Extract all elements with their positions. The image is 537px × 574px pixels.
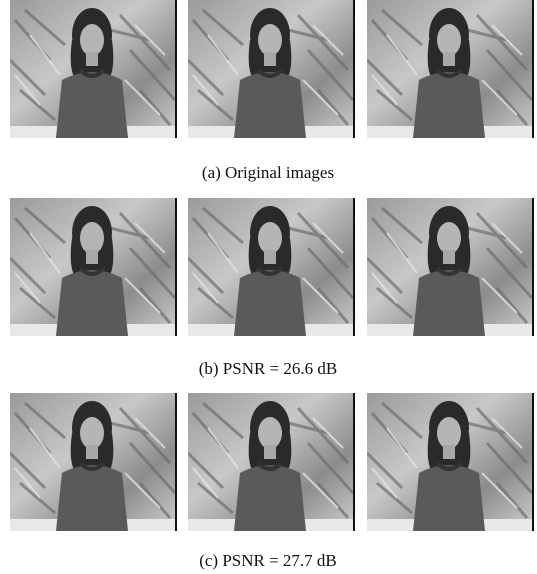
caption: (a) Original images: [202, 163, 334, 182]
photo: [367, 198, 534, 336]
caption: (b) PSNR = 26.6 dB: [199, 359, 338, 378]
photo: [10, 0, 177, 138]
caption: (c) PSNR = 27.7 dB: [199, 551, 337, 570]
photo: [367, 0, 534, 138]
photo: [188, 198, 355, 336]
photo: [188, 0, 355, 138]
figure: (a) Original images (b) PSNR = 26.6 dB (…: [0, 0, 537, 574]
page: {"figure": {"rows": [ {"caption": "(a) O…: [0, 0, 537, 574]
photo: [188, 393, 355, 531]
photo: [10, 198, 177, 336]
photo: [367, 393, 534, 531]
photo: [10, 393, 177, 531]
═══
§ PETUNJUK LATIHAN: Gantilah setiap "photo" dengan "photograph" pada seluruh materi di atas, lalu tuliskan kembali materi tersebut tanpa perubahan lain. Gambar tidak perlu disertakan dalam jawaban.

§ JAWABAN:
Extract all elements with their positions. The image is 537px × 574px pixels.
caption: (a) Original images: [202, 163, 334, 182]
photograph: [367, 198, 534, 336]
caption: (b) PSNR = 26.6 dB: [199, 359, 338, 378]
photograph: [10, 0, 177, 138]
caption: (c) PSNR = 27.7 dB: [199, 551, 337, 570]
photograph: [367, 0, 534, 138]
photograph: [188, 198, 355, 336]
photograph: [188, 0, 355, 138]
figure: (a) Original images (b) PSNR = 26.6 dB (…: [0, 0, 537, 574]
page: {"figure": {"rows": [ {"caption": "(a) O…: [0, 0, 537, 574]
photograph: [188, 393, 355, 531]
photograph: [10, 198, 177, 336]
photograph: [367, 393, 534, 531]
photograph: [10, 393, 177, 531]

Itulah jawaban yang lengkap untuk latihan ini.